*GIVEN TASK*. Repeat the records word for word, excluding any picture.

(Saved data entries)
+++
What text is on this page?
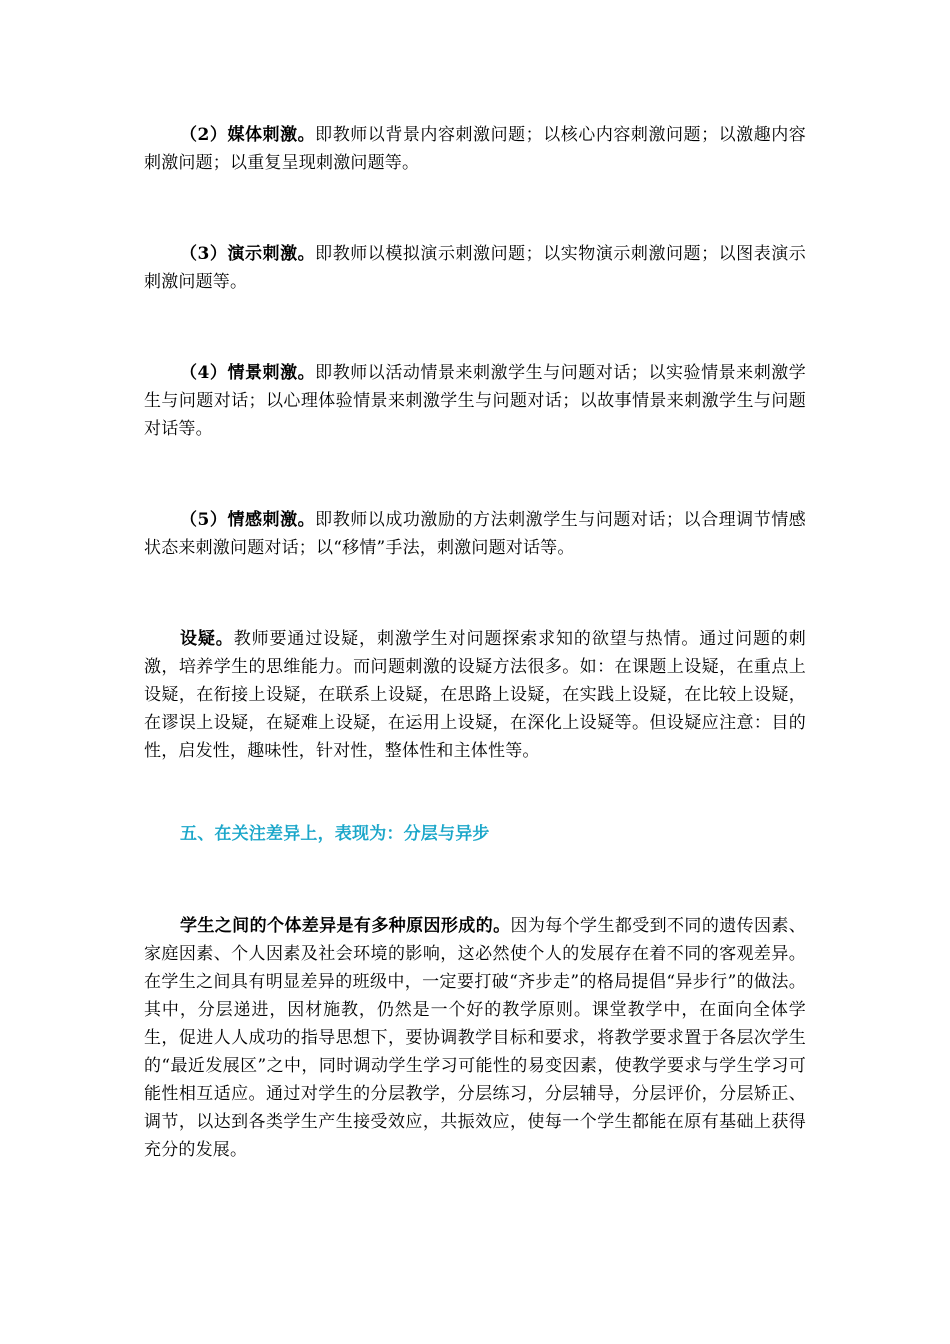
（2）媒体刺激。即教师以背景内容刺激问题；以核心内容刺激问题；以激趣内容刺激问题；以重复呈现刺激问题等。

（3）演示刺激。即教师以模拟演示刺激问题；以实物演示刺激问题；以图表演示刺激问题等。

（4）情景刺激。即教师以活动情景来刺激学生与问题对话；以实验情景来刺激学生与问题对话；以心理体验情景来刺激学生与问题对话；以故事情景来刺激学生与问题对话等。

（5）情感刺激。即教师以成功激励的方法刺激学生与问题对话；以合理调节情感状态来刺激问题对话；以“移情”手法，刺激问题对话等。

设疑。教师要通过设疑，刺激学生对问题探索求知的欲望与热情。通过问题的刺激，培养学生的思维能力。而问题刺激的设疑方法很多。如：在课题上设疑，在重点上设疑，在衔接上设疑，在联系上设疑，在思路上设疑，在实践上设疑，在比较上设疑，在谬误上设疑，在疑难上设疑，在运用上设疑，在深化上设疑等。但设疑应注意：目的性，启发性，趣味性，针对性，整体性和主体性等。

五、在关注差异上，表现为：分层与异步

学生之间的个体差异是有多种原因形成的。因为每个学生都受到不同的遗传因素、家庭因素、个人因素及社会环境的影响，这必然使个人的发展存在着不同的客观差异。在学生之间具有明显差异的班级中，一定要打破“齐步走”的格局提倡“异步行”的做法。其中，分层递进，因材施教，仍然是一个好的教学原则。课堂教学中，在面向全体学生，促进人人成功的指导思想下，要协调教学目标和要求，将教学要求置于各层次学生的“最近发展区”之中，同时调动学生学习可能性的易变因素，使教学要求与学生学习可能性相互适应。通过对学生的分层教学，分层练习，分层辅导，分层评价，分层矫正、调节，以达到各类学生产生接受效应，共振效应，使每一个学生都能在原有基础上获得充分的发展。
+++
*RESULT FOR THIS TASK*.
What text is on this page?
（2）媒体刺激。即教师以背景内容刺激问题；以核心内容刺激问题；以激趣内容刺激问题；以重复呈现刺激问题等。

（3）演示刺激。即教师以模拟演示刺激问题；以实物演示刺激问题；以图表演示刺激问题等。

（4）情景刺激。即教师以活动情景来刺激学生与问题对话；以实验情景来刺激学生与问题对话；以心理体验情景来刺激学生与问题对话；以故事情景来刺激学生与问题对话等。

（5）情感刺激。即教师以成功激励的方法刺激学生与问题对话；以合理调节情感状态来刺激问题对话；以“移情”手法，刺激问题对话等。

设疑。教师要通过设疑，刺激学生对问题探索求知的欲望与热情。通过问题的刺激，培养学生的思维能力。而问题刺激的设疑方法很多。如：在课题上设疑，在重点上设疑，在衔接上设疑，在联系上设疑，在思路上设疑，在实践上设疑，在比较上设疑，在谬误上设疑，在疑难上设疑，在运用上设疑，在深化上设疑等。但设疑应注意：目的性，启发性，趣味性，针对性，整体性和主体性等。

五、在关注差异上，表现为：分层与异步

学生之间的个体差异是有多种原因形成的。因为每个学生都受到不同的遗传因素、家庭因素、个人因素及社会环境的影响，这必然使个人的发展存在着不同的客观差异。在学生之间具有明显差异的班级中，一定要打破“齐步走”的格局提倡“异步行”的做法。其中，分层递进，因材施教，仍然是一个好的教学原则。课堂教学中，在面向全体学生，促进人人成功的指导思想下，要协调教学目标和要求，将教学要求置于各层次学生的“最近发展区”之中，同时调动学生学习可能性的易变因素，使教学要求与学生学习可能性相互适应。通过对学生的分层教学，分层练习，分层辅导，分层评价，分层矫正、调节，以达到各类学生产生接受效应，共振效应，使每一个学生都能在原有基础上获得充分的发展。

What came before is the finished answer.